* Stored entries
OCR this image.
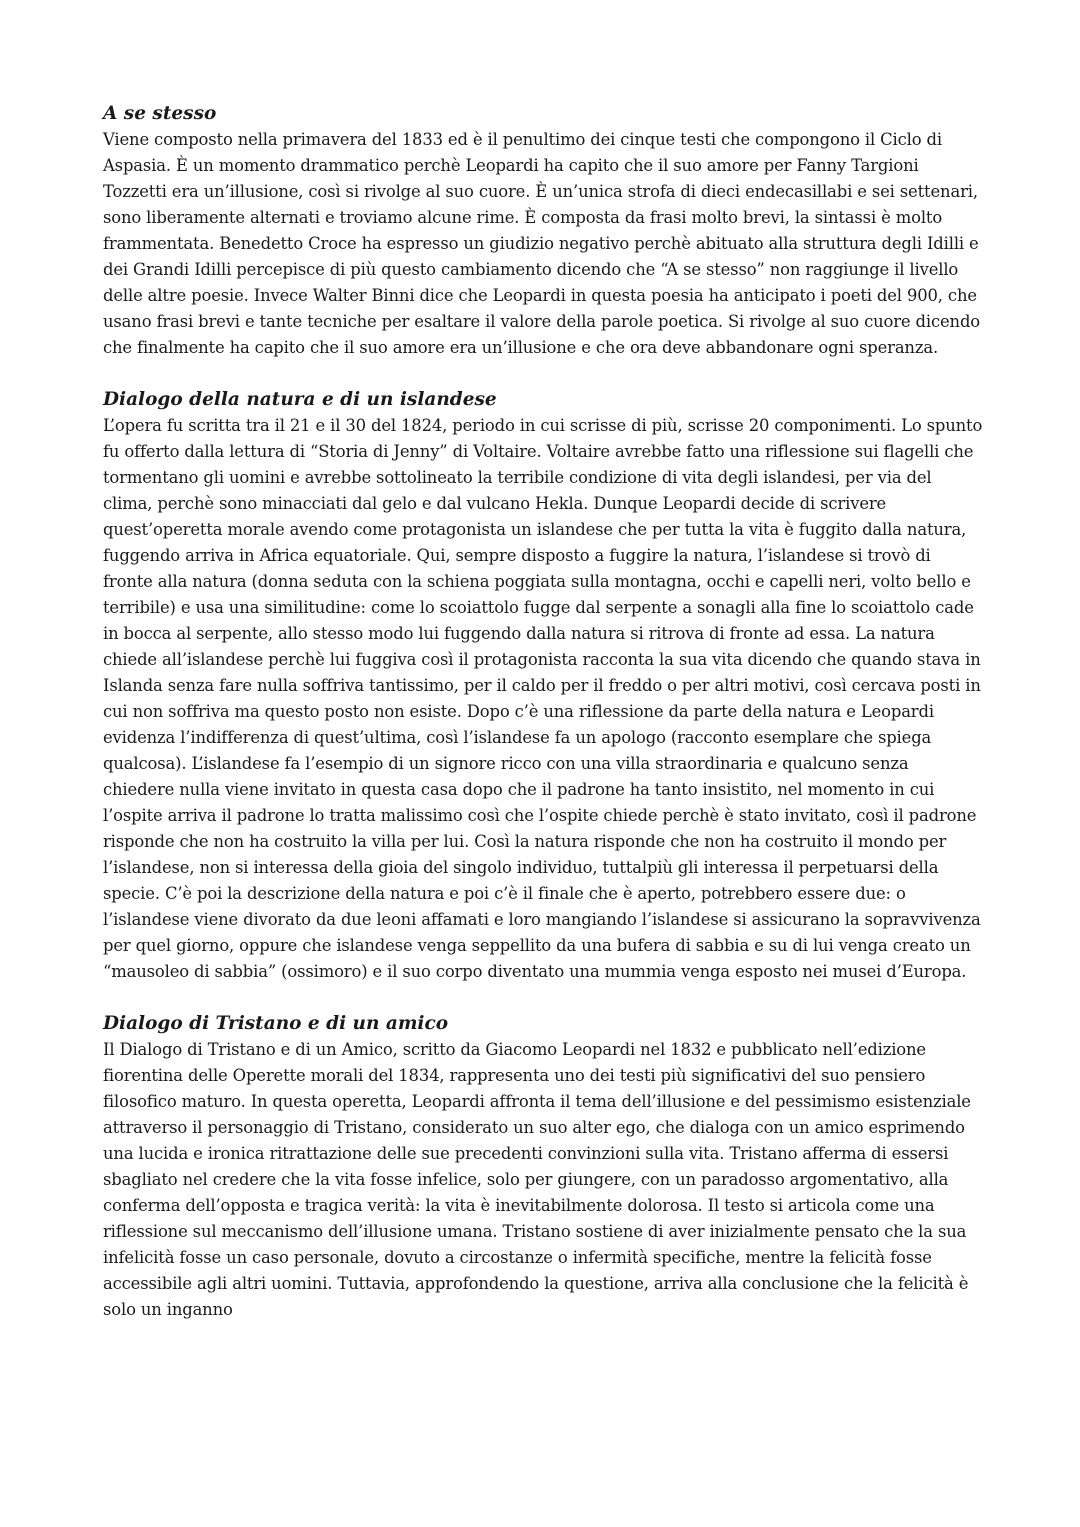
A se stesso

Viene composto nella primavera del 1833 ed è il penultimo dei cinque testi che compongono il Ciclo di Aspasia. È un momento drammatico perchè Leopardi ha capito che il suo amore per Fanny Targioni Tozzetti era un’illusione, così si rivolge al suo cuore. È un’unica strofa di dieci endecasillabi e sei settenari, sono liberamente alternati e troviamo alcune rime. È composta da frasi molto brevi, la sintassi è molto frammentata. Benedetto Croce ha espresso un giudizio negativo perchè abituato alla struttura degli Idilli e dei Grandi Idilli percepisce di più questo cambiamento dicendo che “A se stesso” non raggiunge il livello delle altre poesie. Invece Walter Binni dice che Leopardi in questa poesia ha anticipato i poeti del 900, che usano frasi brevi e tante tecniche per esaltare il valore della parole poetica. Si rivolge al suo cuore dicendo che finalmente ha capito che il suo amore era un’illusione e che ora deve abbandonare ogni speranza.

Dialogo della natura e di un islandese

L’opera fu scritta tra il 21 e il 30 del 1824, periodo in cui scrisse di più, scrisse 20 componimenti. Lo spunto fu offerto dalla lettura di “Storia di Jenny” di Voltaire. Voltaire avrebbe fatto una riflessione sui flagelli che tormentano gli uomini e avrebbe sottolineato la terribile condizione di vita degli islandesi, per via del clima, perchè sono minacciati dal gelo e dal vulcano Hekla. Dunque Leopardi decide di scrivere quest’operetta morale avendo come protagonista un islandese che per tutta la vita è fuggito dalla natura, fuggendo arriva in Africa equatoriale. Qui, sempre disposto a fuggire la natura, l’islandese si trovò di fronte alla natura (donna seduta con la schiena poggiata sulla montagna, occhi e capelli neri, volto bello e terribile) e usa una similitudine: come lo scoiattolo fugge dal serpente a sonagli alla fine lo scoiattolo cade in bocca al serpente, allo stesso modo lui fuggendo dalla natura si ritrova di fronte ad essa. La natura chiede all’islandese perchè lui fuggiva così il protagonista racconta la sua vita dicendo che quando stava in Islanda senza fare nulla soffriva tantissimo, per il caldo per il freddo o per altri motivi, così cercava posti in cui non soffriva ma questo posto non esiste. Dopo c’è una riflessione da parte della natura e Leopardi evidenza l’indifferenza di quest’ultima, così l’islandese fa un apologo (racconto esemplare che spiega qualcosa). L’islandese fa l’esempio di un signore ricco con una villa straordinaria e qualcuno senza chiedere nulla viene invitato in questa casa dopo che il padrone ha tanto insistito, nel momento in cui l’ospite arriva il padrone lo tratta malissimo così che l’ospite chiede perchè è stato invitato, così il padrone risponde che non ha costruito la villa per lui. Così la natura risponde che non ha costruito il mondo per l’islandese, non si interessa della gioia del singolo individuo, tuttalpiù gli interessa il perpetuarsi della specie. C’è poi la descrizione della natura e poi c’è il finale che è aperto, potrebbero essere due: o l’islandese viene divorato da due leoni affamati e loro mangiando l’islandese si assicurano la sopravvivenza per quel giorno, oppure che islandese venga seppellito da una bufera di sabbia e su di lui venga creato un “mausoleo di sabbia” (ossimoro) e il suo corpo diventato una mummia venga esposto nei musei d’Europa.

Dialogo di Tristano e di un amico

Il Dialogo di Tristano e di un Amico, scritto da Giacomo Leopardi nel 1832 e pubblicato nell’edizione fiorentina delle Operette morali del 1834, rappresenta uno dei testi più significativi del suo pensiero filosofico maturo. In questa operetta, Leopardi affronta il tema dell’illusione e del pessimismo esistenziale attraverso il personaggio di Tristano, considerato un suo alter ego, che dialoga con un amico esprimendo una lucida e ironica ritrattazione delle sue precedenti convinzioni sulla vita. Tristano afferma di essersi sbagliato nel credere che la vita fosse infelice, solo per giungere, con un paradosso argomentativo, alla conferma dell’opposta e tragica verità: la vita è inevitabilmente dolorosa. Il testo si articola come una riflessione sul meccanismo dell’illusione umana. Tristano sostiene di aver inizialmente pensato che la sua infelicità fosse un caso personale, dovuto a circostanze o infermità specifiche, mentre la felicità fosse accessibile agli altri uomini. Tuttavia, approfondendo la questione, arriva alla conclusione che la felicità è solo un inganno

* Written problem
Copy every line of the entries above in which "Tristano" occurs.

* Response for this exercise
Dialogo di Tristano e di un amico
Il Dialogo di Tristano e di un Amico, scritto da Giacomo Leopardi nel 1832 e pubblicato nell’edizione fiorentina delle Operette morali del 1834, rappresenta uno dei testi più significativi del suo pensiero filosofico maturo. In questa operetta, Leopardi affronta il tema dell’illusione e del pessimismo esistenziale attraverso il personaggio di Tristano, considerato un suo alter ego, che dialoga con un amico esprimendo una lucida e ironica ritrattazione delle sue precedenti convinzioni sulla vita. Tristano afferma di essersi sbagliato nel credere che la vita fosse infelice, solo per giungere, con un paradosso argomentativo, alla conferma dell’opposta e tragica verità: la vita è inevitabilmente dolorosa. Il testo si articola come una riflessione sul meccanismo dell’illusione umana. Tristano sostiene di aver inizialmente pensato che la sua infelicità fosse un caso personale, dovuto a circostanze o infermità specifiche, mentre la felicità fosse accessibile agli altri uomini. Tuttavia, approfondendo la questione, arriva alla conclusione che la felicità è solo un inganno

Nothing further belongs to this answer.